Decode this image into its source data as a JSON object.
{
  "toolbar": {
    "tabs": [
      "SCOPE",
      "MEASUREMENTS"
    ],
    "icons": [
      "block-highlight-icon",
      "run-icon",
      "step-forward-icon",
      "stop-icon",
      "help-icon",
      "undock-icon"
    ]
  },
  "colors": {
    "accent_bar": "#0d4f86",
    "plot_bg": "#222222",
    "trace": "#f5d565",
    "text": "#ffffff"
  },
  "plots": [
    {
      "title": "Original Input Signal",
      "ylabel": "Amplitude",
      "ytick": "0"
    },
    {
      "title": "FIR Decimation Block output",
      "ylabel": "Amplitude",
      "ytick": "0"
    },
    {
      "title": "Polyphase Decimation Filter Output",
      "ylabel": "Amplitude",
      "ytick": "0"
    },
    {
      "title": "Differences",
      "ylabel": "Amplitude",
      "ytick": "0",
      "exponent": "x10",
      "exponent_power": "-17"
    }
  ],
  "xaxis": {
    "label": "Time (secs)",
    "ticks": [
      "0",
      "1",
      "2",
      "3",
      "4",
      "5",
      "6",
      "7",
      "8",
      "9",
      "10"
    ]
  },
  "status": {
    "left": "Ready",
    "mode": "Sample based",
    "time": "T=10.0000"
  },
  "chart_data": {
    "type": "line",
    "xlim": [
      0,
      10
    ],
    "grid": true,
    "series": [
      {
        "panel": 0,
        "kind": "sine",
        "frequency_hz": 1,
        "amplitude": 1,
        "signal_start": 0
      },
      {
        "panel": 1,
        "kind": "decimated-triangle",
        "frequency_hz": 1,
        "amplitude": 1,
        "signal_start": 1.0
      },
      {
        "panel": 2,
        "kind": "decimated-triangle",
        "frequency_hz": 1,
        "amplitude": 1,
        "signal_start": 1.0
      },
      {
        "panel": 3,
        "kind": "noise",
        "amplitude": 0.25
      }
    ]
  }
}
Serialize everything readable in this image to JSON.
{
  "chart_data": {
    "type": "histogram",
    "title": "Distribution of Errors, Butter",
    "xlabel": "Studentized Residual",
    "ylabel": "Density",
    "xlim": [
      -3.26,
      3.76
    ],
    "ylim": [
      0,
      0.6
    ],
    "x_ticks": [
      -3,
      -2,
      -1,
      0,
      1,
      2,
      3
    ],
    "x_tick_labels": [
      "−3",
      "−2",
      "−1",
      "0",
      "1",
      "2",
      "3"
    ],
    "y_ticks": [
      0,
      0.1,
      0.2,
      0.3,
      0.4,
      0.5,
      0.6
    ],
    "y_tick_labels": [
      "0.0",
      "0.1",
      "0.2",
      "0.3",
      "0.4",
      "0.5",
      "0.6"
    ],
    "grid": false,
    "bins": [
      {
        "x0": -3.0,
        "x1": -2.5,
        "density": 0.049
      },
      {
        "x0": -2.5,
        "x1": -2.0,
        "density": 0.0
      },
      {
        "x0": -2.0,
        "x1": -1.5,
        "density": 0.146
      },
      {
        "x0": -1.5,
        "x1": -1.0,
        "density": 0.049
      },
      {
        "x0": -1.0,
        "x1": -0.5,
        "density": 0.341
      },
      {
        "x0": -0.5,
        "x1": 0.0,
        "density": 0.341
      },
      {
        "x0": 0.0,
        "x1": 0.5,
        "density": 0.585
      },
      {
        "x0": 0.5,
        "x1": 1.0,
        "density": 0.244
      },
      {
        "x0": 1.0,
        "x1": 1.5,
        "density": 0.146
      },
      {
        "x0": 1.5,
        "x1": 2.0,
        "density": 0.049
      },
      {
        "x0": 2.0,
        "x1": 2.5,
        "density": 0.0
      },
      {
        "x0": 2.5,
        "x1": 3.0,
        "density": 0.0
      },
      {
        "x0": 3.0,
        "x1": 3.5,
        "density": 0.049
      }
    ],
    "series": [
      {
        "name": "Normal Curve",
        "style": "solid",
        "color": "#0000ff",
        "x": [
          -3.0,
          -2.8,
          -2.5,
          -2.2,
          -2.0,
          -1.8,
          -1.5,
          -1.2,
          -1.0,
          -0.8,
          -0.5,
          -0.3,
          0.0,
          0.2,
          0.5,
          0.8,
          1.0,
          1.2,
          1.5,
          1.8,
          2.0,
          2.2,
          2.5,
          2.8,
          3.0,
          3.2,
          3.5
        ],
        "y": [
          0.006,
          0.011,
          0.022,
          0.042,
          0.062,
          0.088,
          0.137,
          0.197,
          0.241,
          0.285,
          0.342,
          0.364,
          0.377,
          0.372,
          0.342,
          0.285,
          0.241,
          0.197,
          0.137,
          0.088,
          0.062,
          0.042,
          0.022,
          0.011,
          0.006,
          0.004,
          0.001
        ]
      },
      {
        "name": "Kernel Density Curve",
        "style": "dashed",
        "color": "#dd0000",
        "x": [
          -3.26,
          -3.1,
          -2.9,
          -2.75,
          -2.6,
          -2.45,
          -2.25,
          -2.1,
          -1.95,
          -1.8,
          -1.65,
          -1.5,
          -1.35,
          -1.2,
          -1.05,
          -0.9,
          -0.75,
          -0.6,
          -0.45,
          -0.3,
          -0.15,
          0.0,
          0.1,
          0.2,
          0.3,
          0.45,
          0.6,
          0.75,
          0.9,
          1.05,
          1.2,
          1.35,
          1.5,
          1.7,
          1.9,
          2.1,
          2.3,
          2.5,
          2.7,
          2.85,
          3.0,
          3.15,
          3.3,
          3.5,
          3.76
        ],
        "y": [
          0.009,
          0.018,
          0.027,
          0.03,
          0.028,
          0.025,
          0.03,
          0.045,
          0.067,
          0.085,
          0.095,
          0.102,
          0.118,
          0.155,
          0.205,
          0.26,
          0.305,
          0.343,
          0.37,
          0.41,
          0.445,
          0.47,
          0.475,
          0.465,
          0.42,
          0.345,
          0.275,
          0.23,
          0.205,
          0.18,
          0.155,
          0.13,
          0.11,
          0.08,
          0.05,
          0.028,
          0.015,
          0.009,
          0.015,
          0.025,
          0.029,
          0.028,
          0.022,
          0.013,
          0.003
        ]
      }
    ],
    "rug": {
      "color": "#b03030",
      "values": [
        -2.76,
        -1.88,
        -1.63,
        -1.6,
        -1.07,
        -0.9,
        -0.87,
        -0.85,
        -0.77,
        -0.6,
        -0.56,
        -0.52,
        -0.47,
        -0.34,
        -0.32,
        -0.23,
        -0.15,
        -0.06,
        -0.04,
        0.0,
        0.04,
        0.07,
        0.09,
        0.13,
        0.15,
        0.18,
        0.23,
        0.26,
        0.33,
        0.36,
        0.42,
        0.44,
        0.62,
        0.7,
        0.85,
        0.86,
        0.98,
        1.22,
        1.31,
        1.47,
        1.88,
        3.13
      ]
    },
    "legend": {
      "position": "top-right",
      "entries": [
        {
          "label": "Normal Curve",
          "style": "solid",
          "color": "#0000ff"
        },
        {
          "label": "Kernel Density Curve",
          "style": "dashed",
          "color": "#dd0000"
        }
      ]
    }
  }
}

***

## [Goal of the exercise]
Retype the records above exactly.

## [Solved problem]
Decode this image into its source data as a JSON object.
{
  "toolbar": {
    "tabs": [
      "SCOPE",
      "MEASUREMENTS"
    ],
    "icons": [
      "block-highlight-icon",
      "run-icon",
      "step-forward-icon",
      "stop-icon",
      "help-icon",
      "undock-icon"
    ]
  },
  "colors": {
    "accent_bar": "#0d4f86",
    "plot_bg": "#222222",
    "trace": "#f5d565",
    "text": "#ffffff"
  },
  "plots": [
    {
      "title": "Original Input Signal",
      "ylabel": "Amplitude",
      "ytick": "0"
    },
    {
      "title": "FIR Decimation Block output",
      "ylabel": "Amplitude",
      "ytick": "0"
    },
    {
      "title": "Polyphase Decimation Filter Output",
      "ylabel": "Amplitude",
      "ytick": "0"
    },
    {
      "title": "Differences",
      "ylabel": "Amplitude",
      "ytick": "0",
      "exponent": "x10",
      "exponent_power": "-17"
    }
  ],
  "xaxis": {
    "label": "Time (secs)",
    "ticks": [
      "0",
      "1",
      "2",
      "3",
      "4",
      "5",
      "6",
      "7",
      "8",
      "9",
      "10"
    ]
  },
  "status": {
    "left": "Ready",
    "mode": "Sample based",
    "time": "T=10.0000"
  },
  "chart_data": {
    "type": "line",
    "xlim": [
      0,
      10
    ],
    "grid": true,
    "series": [
      {
        "panel": 0,
        "kind": "sine",
        "frequency_hz": 1,
        "amplitude": 1,
        "signal_start": 0
      },
      {
        "panel": 1,
        "kind": "decimated-triangle",
        "frequency_hz": 1,
        "amplitude": 1,
        "signal_start": 1.0
      },
      {
        "panel": 2,
        "kind": "decimated-triangle",
        "frequency_hz": 1,
        "amplitude": 1,
        "signal_start": 1.0
      },
      {
        "panel": 3,
        "kind": "noise",
        "amplitude": 0.25
      }
    ]
  }
}
Serialize everything readable in this image to JSON.
{
  "chart_data": {
    "type": "histogram",
    "title": "Distribution of Errors, Butter",
    "xlabel": "Studentized Residual",
    "ylabel": "Density",
    "xlim": [
      -3.26,
      3.76
    ],
    "ylim": [
      0,
      0.6
    ],
    "x_ticks": [
      -3,
      -2,
      -1,
      0,
      1,
      2,
      3
    ],
    "x_tick_labels": [
      "−3",
      "−2",
      "−1",
      "0",
      "1",
      "2",
      "3"
    ],
    "y_ticks": [
      0,
      0.1,
      0.2,
      0.3,
      0.4,
      0.5,
      0.6
    ],
    "y_tick_labels": [
      "0.0",
      "0.1",
      "0.2",
      "0.3",
      "0.4",
      "0.5",
      "0.6"
    ],
    "grid": false,
    "bins": [
      {
        "x0": -3.0,
        "x1": -2.5,
        "density": 0.049
      },
      {
        "x0": -2.5,
        "x1": -2.0,
        "density": 0.0
      },
      {
        "x0": -2.0,
        "x1": -1.5,
        "density": 0.146
      },
      {
        "x0": -1.5,
        "x1": -1.0,
        "density": 0.049
      },
      {
        "x0": -1.0,
        "x1": -0.5,
        "density": 0.341
      },
      {
        "x0": -0.5,
        "x1": 0.0,
        "density": 0.341
      },
      {
        "x0": 0.0,
        "x1": 0.5,
        "density": 0.585
      },
      {
        "x0": 0.5,
        "x1": 1.0,
        "density": 0.244
      },
      {
        "x0": 1.0,
        "x1": 1.5,
        "density": 0.146
      },
      {
        "x0": 1.5,
        "x1": 2.0,
        "density": 0.049
      },
      {
        "x0": 2.0,
        "x1": 2.5,
        "density": 0.0
      },
      {
        "x0": 2.5,
        "x1": 3.0,
        "density": 0.0
      },
      {
        "x0": 3.0,
        "x1": 3.5,
        "density": 0.049
      }
    ],
    "series": [
      {
        "name": "Normal Curve",
        "style": "solid",
        "color": "#0000ff",
        "x": [
          -3.0,
          -2.8,
          -2.5,
          -2.2,
          -2.0,
          -1.8,
          -1.5,
          -1.2,
          -1.0,
          -0.8,
          -0.5,
          -0.3,
          0.0,
          0.2,
          0.5,
          0.8,
          1.0,
          1.2,
          1.5,
          1.8,
          2.0,
          2.2,
          2.5,
          2.8,
          3.0,
          3.2,
          3.5
        ],
        "y": [
          0.006,
          0.011,
          0.022,
          0.042,
          0.062,
          0.088,
          0.137,
          0.197,
          0.241,
          0.285,
          0.342,
          0.364,
          0.377,
          0.372,
          0.342,
          0.285,
          0.241,
          0.197,
          0.137,
          0.088,
          0.062,
          0.042,
          0.022,
          0.011,
          0.006,
          0.004,
          0.001
        ]
      },
      {
        "name": "Kernel Density Curve",
        "style": "dashed",
        "color": "#dd0000",
        "x": [
          -3.26,
          -3.1,
          -2.9,
          -2.75,
          -2.6,
          -2.45,
          -2.25,
          -2.1,
          -1.95,
          -1.8,
          -1.65,
          -1.5,
          -1.35,
          -1.2,
          -1.05,
          -0.9,
          -0.75,
          -0.6,
          -0.45,
          -0.3,
          -0.15,
          0.0,
          0.1,
          0.2,
          0.3,
          0.45,
          0.6,
          0.75,
          0.9,
          1.05,
          1.2,
          1.35,
          1.5,
          1.7,
          1.9,
          2.1,
          2.3,
          2.5,
          2.7,
          2.85,
          3.0,
          3.15,
          3.3,
          3.5,
          3.76
        ],
        "y": [
          0.009,
          0.018,
          0.027,
          0.03,
          0.028,
          0.025,
          0.03,
          0.045,
          0.067,
          0.085,
          0.095,
          0.102,
          0.118,
          0.155,
          0.205,
          0.26,
          0.305,
          0.343,
          0.37,
          0.41,
          0.445,
          0.47,
          0.475,
          0.465,
          0.42,
          0.345,
          0.275,
          0.23,
          0.205,
          0.18,
          0.155,
          0.13,
          0.11,
          0.08,
          0.05,
          0.028,
          0.015,
          0.009,
          0.015,
          0.025,
          0.029,
          0.028,
          0.022,
          0.013,
          0.003
        ]
      }
    ],
    "rug": {
      "color": "#b03030",
      "values": [
        -2.76,
        -1.88,
        -1.63,
        -1.6,
        -1.07,
        -0.9,
        -0.87,
        -0.85,
        -0.77,
        -0.6,
        -0.56,
        -0.52,
        -0.47,
        -0.34,
        -0.32,
        -0.23,
        -0.15,
        -0.06,
        -0.04,
        0.0,
        0.04,
        0.07,
        0.09,
        0.13,
        0.15,
        0.18,
        0.23,
        0.26,
        0.33,
        0.36,
        0.42,
        0.44,
        0.62,
        0.7,
        0.85,
        0.86,
        0.98,
        1.22,
        1.31,
        1.47,
        1.88,
        3.13
      ]
    },
    "legend": {
      "position": "top-right",
      "entries": [
        {
          "label": "Normal Curve",
          "style": "solid",
          "color": "#0000ff"
        },
        {
          "label": "Kernel Density Curve",
          "style": "dashed",
          "color": "#dd0000"
        }
      ]
    }
  }
}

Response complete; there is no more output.